▶ WHAT THE EXERCISE ASKS
List every programming language that the post below names.
--- EXCERPT PROVIDED Enclosed Below ---
I have tried the Gemma 4 12B model (Unsloth's QAT version) with search/browse tools in LM Studio and Unsloth Studio, when I am trying to understand a new thing.
Basically I get it to write introductory starter documentation for me to absorb, because my big personal problem, these days, is focussing enough to start a project and then digging in; I need the help.
I have found its limits on obscure packages (that it sometimes makes up) but before that it's a bit like stumbling on a blog post that happens to be really right for your particular need. Good enough to work through.
It's stuff I could ask Perplexity to do, or ChatGPT, to be fair, I just like LM Studio for this and have the inquisitiveness to want to run it locally.
In your case: I don't believe it's the quant. I'm sure it's the model — it has good coding knowledge but it's clearly not specialised. It might be good enough at writing Python/PHP/JavaScript at a novice level. It is also quite good on WordPress tooling and functions.
But I wouldn't bother with it for agentic coding if you've got experience elsewhere. Might be interesting to see what you can do with the 9B Ornith model?
Qwen 3.6 MoE in its Unsloth version is another matter. Impressive and I am trying to find ways to support my old brain doing what I've done before.
--- End of Enclosed EXCERPT PROVIDED ---
--- PROVIDED DATA Enclosed Below ---
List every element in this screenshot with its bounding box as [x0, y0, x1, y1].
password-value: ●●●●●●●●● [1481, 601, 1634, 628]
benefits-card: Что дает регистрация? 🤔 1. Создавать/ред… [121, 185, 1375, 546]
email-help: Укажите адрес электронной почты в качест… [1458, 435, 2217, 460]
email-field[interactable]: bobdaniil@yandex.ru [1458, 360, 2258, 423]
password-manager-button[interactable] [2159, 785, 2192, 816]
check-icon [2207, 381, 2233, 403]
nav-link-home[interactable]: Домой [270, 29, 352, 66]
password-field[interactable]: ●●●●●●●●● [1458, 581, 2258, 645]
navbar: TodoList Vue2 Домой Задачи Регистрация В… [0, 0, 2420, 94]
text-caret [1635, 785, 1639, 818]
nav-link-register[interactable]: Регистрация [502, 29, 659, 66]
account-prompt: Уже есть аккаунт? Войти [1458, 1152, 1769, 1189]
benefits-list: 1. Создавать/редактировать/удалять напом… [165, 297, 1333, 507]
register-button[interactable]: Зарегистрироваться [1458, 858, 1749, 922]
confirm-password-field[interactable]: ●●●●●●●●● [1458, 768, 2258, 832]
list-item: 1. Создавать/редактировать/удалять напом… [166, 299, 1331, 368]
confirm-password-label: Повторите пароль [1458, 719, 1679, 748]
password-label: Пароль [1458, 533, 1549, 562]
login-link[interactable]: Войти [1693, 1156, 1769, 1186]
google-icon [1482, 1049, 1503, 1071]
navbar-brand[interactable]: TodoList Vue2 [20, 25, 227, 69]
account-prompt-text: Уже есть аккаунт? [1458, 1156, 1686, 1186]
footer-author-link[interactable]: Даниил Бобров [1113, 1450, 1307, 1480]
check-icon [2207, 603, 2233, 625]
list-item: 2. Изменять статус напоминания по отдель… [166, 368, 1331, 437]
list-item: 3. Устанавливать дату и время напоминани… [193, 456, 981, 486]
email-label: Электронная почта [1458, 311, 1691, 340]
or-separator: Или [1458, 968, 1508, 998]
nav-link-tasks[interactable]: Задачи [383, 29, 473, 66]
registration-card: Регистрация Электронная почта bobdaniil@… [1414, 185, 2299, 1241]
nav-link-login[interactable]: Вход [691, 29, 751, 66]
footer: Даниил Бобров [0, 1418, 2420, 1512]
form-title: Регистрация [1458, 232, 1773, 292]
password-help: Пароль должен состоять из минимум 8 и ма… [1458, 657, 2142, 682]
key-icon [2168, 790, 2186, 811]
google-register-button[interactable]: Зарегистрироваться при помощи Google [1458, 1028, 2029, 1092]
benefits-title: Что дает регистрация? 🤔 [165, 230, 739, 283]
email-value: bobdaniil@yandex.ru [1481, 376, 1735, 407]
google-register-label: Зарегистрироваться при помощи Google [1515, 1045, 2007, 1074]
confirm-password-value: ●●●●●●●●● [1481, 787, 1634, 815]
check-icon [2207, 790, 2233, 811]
--- End of Enclosed PROVIDED DATA ---
▶ OUTPUT FOR THIS TASK
Python, PHP, JavaScript